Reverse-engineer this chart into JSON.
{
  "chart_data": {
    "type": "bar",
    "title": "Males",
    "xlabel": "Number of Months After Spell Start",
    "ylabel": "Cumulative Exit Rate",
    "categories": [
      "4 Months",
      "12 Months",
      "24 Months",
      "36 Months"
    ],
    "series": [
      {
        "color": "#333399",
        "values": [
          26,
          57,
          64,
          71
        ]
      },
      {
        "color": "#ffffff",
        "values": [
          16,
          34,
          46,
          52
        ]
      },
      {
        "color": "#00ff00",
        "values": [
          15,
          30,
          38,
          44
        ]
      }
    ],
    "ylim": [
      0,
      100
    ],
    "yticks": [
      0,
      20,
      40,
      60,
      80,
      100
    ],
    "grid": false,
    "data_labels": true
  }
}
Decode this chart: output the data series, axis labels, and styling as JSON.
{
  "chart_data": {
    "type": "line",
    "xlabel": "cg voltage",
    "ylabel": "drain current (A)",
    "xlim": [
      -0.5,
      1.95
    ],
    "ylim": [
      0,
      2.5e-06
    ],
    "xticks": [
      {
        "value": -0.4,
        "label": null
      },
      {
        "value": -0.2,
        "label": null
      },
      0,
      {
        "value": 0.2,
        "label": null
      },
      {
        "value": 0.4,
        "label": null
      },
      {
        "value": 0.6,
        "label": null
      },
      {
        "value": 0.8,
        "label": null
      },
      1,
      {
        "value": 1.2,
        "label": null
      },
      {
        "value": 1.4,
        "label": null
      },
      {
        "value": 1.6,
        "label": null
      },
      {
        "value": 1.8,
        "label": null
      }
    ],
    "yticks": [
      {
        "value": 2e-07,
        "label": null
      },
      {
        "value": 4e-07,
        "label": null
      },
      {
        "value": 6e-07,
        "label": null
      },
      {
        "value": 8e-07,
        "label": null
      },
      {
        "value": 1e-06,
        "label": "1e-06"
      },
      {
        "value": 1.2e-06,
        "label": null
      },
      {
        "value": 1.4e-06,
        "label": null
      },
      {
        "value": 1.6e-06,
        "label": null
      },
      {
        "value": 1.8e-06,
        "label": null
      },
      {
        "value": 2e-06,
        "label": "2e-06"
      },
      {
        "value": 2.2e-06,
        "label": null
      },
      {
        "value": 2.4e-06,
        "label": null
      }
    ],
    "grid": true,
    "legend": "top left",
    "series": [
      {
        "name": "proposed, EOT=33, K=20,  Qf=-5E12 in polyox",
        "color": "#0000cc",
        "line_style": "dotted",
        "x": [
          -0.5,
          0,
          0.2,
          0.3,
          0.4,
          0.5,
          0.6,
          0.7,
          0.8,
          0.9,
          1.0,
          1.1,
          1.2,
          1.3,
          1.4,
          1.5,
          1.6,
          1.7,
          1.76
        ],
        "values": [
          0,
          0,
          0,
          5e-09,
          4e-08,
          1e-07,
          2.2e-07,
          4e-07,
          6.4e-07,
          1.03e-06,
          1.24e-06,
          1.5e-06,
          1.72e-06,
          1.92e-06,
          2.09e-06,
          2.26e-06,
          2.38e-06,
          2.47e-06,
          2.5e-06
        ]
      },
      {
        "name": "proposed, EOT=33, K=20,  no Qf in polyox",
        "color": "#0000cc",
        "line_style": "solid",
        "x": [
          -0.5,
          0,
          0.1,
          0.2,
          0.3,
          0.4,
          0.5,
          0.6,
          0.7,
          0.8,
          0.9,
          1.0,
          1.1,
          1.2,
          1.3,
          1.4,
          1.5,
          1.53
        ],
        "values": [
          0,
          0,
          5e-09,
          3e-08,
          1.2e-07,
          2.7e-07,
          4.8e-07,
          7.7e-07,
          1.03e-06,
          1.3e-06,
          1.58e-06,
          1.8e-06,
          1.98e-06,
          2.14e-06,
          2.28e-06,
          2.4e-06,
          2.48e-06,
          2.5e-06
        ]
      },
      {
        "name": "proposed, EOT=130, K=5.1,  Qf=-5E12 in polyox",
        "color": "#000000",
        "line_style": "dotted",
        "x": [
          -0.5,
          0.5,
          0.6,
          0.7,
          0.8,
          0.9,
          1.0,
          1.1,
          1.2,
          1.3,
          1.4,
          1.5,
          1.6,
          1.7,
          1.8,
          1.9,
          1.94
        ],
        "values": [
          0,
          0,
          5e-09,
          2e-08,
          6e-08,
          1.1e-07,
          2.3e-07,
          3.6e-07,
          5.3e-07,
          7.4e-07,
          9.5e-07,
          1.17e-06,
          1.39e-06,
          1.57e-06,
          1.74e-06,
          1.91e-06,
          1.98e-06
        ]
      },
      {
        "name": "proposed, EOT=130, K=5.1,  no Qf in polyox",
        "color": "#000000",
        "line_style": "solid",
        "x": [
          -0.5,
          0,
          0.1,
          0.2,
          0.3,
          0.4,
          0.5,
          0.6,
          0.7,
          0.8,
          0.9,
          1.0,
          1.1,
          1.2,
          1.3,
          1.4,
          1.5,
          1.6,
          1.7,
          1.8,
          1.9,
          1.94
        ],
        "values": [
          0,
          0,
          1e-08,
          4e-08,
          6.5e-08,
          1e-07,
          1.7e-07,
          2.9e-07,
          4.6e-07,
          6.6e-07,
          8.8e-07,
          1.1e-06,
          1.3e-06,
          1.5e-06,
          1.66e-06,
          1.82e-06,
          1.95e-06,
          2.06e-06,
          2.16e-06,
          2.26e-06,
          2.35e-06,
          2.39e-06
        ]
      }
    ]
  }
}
* * * *
Required task:
Look through the listing and extract every line with "proposed" in it.

Finished task:
        "name": "proposed, EOT=33, K=20,  Qf=-5E12 in polyox",
        "name": "proposed, EOT=33, K=20,  no Qf in polyox",
        "name": "proposed, EOT=130, K=5.1,  Qf=-5E12 in polyox",
        "name": "proposed, EOT=130, K=5.1,  no Qf in polyox",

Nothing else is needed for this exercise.